EXERCISE OBJECTIVE »
Each line of the listing that contains the word "image" is to be copied.

ITEMS »
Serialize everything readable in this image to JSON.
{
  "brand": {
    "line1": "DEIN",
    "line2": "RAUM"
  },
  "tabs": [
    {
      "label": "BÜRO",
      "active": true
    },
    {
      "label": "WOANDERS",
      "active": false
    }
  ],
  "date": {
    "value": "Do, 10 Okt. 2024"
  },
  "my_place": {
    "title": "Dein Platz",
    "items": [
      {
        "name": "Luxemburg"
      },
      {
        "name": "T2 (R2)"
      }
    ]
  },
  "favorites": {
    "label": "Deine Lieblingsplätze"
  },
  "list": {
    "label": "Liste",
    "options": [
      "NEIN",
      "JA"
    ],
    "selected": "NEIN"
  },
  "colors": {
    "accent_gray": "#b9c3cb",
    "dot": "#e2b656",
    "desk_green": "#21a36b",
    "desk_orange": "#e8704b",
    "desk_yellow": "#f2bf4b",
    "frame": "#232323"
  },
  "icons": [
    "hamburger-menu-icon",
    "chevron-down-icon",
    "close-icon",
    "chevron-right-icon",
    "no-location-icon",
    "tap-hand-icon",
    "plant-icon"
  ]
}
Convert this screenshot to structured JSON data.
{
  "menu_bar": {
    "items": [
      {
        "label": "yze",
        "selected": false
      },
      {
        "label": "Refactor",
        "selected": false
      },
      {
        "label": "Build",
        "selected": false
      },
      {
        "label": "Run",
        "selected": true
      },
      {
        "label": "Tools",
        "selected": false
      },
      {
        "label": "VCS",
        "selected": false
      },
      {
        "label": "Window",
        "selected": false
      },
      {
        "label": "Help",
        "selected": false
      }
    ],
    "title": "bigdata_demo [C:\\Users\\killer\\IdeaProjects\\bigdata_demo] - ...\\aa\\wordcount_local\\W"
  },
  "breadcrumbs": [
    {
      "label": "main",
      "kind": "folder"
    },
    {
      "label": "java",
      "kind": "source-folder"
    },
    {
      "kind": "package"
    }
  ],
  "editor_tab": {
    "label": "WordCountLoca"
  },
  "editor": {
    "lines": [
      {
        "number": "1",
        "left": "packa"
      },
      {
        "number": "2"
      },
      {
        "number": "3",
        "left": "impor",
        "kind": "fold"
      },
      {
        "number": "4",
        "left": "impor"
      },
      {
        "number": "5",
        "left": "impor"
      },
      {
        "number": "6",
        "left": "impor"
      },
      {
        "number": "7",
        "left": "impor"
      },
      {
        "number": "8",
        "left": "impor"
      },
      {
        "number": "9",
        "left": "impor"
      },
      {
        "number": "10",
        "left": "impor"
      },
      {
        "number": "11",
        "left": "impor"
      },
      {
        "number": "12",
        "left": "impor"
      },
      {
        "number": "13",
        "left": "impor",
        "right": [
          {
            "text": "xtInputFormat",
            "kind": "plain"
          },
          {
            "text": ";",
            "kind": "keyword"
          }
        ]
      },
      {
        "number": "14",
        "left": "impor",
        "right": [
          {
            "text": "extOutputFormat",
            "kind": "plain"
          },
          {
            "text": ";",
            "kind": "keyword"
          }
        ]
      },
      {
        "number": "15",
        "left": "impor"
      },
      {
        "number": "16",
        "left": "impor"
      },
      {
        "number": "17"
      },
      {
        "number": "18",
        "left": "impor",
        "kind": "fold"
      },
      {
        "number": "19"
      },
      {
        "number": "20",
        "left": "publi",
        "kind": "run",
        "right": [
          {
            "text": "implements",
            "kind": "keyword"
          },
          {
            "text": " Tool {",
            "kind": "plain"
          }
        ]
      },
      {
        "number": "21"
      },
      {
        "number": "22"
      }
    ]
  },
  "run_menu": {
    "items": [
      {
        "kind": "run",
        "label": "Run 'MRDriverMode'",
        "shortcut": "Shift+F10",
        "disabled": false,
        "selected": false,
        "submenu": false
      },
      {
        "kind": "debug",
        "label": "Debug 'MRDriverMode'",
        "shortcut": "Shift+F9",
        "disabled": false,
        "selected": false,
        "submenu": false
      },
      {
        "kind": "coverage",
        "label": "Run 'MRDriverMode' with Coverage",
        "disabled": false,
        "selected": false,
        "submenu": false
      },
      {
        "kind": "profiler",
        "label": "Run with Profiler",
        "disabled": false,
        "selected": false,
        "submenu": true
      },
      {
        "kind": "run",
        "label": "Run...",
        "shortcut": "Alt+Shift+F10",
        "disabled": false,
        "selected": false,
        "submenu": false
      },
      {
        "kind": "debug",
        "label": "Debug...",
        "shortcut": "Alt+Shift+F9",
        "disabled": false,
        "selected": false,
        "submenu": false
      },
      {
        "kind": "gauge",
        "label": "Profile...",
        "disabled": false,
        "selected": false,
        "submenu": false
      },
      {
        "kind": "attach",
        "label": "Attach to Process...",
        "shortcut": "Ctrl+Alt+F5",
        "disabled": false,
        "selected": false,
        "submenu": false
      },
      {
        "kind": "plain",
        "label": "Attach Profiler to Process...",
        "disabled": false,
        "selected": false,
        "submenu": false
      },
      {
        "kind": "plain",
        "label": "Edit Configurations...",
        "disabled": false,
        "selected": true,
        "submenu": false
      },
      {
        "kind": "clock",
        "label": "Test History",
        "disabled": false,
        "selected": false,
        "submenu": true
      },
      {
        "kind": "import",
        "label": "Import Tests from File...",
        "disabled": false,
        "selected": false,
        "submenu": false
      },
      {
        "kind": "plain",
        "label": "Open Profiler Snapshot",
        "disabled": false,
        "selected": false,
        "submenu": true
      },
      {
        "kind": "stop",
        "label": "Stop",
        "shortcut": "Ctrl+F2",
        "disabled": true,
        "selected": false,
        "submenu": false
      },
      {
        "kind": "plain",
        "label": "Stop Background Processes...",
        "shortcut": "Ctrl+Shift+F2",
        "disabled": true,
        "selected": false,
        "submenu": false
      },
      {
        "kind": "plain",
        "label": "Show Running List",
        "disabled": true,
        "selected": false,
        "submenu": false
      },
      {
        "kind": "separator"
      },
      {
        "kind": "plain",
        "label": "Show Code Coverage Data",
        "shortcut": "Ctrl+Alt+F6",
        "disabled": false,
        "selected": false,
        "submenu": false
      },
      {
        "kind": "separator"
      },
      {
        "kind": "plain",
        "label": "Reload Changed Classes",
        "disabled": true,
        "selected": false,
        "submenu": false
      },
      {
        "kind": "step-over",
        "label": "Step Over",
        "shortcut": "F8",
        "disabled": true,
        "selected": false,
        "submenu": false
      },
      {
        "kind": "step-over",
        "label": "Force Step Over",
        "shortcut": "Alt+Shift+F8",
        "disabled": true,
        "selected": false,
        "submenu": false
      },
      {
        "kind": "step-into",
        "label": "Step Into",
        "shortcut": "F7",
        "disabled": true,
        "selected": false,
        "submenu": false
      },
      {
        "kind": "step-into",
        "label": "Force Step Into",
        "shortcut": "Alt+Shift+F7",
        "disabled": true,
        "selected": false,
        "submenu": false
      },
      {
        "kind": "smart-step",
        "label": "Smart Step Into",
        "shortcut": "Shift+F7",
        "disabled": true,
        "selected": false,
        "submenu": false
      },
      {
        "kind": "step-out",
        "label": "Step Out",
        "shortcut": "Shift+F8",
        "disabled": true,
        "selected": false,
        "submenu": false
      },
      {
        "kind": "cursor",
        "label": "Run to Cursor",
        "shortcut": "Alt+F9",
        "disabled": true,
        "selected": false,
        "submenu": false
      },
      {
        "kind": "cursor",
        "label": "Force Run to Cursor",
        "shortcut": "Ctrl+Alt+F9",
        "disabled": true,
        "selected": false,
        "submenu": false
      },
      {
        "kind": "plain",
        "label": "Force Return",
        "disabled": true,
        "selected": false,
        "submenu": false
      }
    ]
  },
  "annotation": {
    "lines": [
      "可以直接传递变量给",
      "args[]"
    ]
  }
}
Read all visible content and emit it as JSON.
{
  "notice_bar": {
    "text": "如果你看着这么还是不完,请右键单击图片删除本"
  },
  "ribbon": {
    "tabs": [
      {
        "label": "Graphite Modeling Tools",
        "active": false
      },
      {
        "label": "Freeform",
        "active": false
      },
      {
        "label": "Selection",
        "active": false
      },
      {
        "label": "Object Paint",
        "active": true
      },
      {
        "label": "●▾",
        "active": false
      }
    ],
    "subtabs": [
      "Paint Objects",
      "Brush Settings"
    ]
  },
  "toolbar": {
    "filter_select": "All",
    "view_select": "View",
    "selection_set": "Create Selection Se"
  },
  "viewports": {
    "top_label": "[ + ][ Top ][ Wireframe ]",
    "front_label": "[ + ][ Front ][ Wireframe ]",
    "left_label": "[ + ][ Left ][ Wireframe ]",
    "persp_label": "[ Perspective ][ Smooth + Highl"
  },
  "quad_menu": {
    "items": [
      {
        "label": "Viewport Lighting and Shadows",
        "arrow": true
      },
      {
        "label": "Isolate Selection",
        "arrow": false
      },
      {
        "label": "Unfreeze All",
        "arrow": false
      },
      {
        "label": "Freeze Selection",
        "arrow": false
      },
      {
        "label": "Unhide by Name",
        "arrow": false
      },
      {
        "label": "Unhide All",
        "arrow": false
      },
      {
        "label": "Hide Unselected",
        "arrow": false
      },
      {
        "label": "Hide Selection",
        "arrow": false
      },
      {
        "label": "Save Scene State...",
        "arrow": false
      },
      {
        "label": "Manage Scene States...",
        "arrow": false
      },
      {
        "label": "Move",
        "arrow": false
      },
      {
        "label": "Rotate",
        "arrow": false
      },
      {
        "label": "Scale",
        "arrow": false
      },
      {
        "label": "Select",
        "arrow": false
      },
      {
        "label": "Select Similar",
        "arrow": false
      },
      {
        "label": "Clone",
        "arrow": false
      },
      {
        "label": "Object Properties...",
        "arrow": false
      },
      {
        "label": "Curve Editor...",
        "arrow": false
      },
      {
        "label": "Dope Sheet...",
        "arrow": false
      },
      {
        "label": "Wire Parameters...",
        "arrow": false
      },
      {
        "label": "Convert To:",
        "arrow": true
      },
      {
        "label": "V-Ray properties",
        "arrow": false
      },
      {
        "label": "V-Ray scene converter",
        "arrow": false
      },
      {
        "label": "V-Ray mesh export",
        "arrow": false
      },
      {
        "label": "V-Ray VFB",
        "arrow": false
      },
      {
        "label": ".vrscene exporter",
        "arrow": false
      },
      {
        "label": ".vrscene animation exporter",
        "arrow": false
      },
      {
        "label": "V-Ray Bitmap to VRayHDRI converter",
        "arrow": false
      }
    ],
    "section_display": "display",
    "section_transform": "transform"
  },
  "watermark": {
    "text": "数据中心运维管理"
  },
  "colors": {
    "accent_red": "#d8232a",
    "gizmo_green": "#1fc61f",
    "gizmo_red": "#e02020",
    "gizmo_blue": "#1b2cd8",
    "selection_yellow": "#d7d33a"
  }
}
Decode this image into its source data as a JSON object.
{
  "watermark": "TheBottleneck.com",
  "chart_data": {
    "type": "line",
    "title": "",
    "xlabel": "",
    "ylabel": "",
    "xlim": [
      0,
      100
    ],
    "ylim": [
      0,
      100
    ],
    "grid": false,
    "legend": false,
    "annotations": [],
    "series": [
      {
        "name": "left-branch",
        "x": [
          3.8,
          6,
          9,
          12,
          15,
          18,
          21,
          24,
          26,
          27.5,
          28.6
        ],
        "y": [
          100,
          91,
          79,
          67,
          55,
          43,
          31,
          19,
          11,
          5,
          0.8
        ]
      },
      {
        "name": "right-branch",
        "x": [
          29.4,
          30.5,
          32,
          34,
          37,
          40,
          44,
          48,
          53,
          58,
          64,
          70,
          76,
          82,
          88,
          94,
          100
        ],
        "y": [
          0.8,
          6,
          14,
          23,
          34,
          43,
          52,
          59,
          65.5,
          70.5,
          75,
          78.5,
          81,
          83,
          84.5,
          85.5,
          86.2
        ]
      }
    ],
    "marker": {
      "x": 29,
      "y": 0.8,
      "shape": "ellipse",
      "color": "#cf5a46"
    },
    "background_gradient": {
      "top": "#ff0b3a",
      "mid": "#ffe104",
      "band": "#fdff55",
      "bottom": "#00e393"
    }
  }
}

ANSWER TO THIS EXERCISE »
Serialize everything readable in this image to JSON.
Decode this image into its source data as a JSON object.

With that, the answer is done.